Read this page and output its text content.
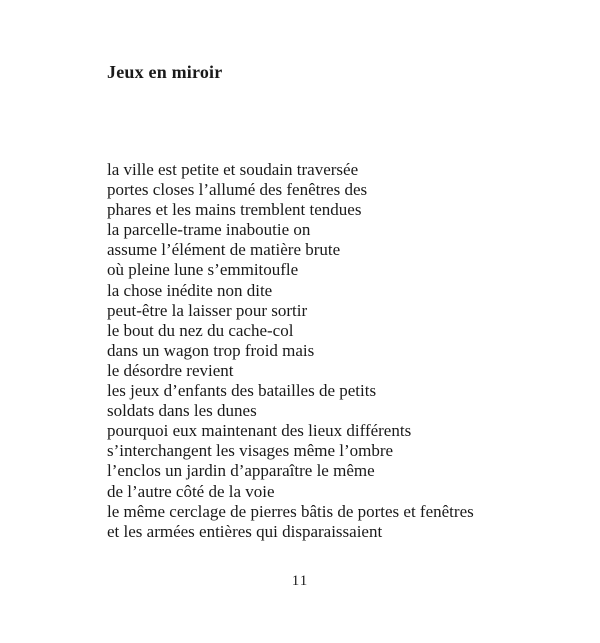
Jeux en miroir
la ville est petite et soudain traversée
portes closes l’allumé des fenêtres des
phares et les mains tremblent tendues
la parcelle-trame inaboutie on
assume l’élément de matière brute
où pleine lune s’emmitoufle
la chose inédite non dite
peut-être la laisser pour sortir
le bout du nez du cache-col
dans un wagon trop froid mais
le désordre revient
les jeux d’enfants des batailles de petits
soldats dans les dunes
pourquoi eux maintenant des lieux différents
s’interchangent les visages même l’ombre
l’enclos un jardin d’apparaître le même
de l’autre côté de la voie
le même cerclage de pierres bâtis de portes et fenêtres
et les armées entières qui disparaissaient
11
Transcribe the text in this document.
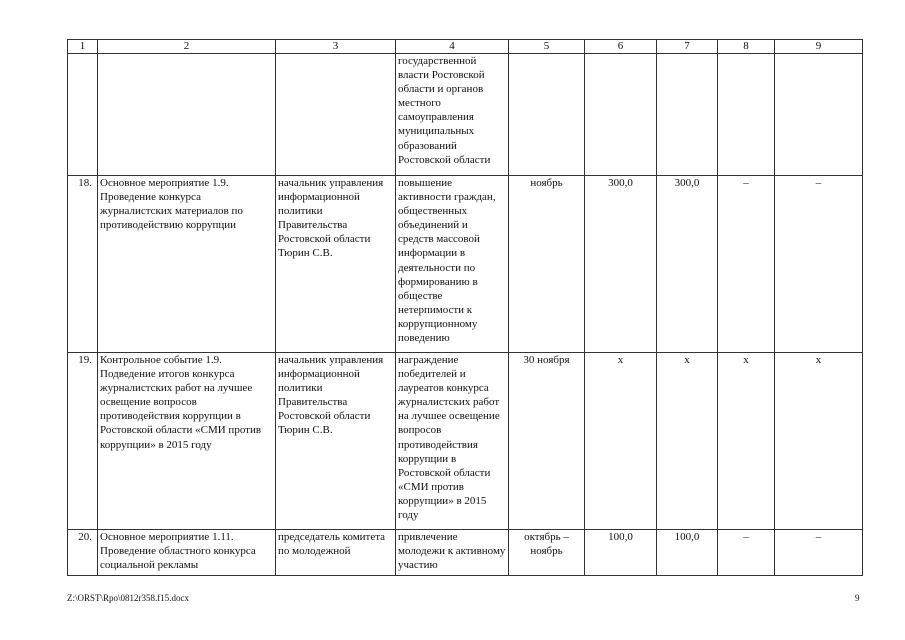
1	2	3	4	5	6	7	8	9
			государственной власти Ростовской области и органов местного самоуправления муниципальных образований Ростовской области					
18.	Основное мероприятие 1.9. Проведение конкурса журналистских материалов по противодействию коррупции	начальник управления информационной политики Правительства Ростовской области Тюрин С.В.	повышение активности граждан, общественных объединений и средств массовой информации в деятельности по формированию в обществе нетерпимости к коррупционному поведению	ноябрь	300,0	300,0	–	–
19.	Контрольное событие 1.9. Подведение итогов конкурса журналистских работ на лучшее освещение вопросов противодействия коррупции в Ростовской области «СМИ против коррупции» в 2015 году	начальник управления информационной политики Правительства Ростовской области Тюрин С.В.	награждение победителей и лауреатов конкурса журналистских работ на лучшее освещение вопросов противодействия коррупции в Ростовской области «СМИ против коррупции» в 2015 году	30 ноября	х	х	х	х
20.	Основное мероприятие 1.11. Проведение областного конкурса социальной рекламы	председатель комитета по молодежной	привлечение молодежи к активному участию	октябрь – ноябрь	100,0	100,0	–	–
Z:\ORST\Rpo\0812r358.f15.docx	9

★ ★ ★ ★ ★

■ What the task requires ■
Copy each line of the entries that includes the word "Ростовской".

■ Solution for this problem ■
			государственной власти Ростовской области и органов местного самоуправления муниципальных образований Ростовской области					
18.	Основное мероприятие 1.9. Проведение конкурса журналистских материалов по противодействию коррупции	начальник управления информационной политики Правительства Ростовской области Тюрин С.В.	повышение активности граждан, общественных объединений и средств массовой информации в деятельности по формированию в обществе нетерпимости к коррупционному поведению	ноябрь	300,0	300,0	–	–
19.	Контрольное событие 1.9. Подведение итогов конкурса журналистских работ на лучшее освещение вопросов противодействия коррупции в Ростовской области «СМИ против коррупции» в 2015 году	начальник управления информационной политики Правительства Ростовской области Тюрин С.В.	награждение победителей и лауреатов конкурса журналистских работ на лучшее освещение вопросов противодействия коррупции в Ростовской области «СМИ против коррупции» в 2015 году	30 ноября	х	х	х	х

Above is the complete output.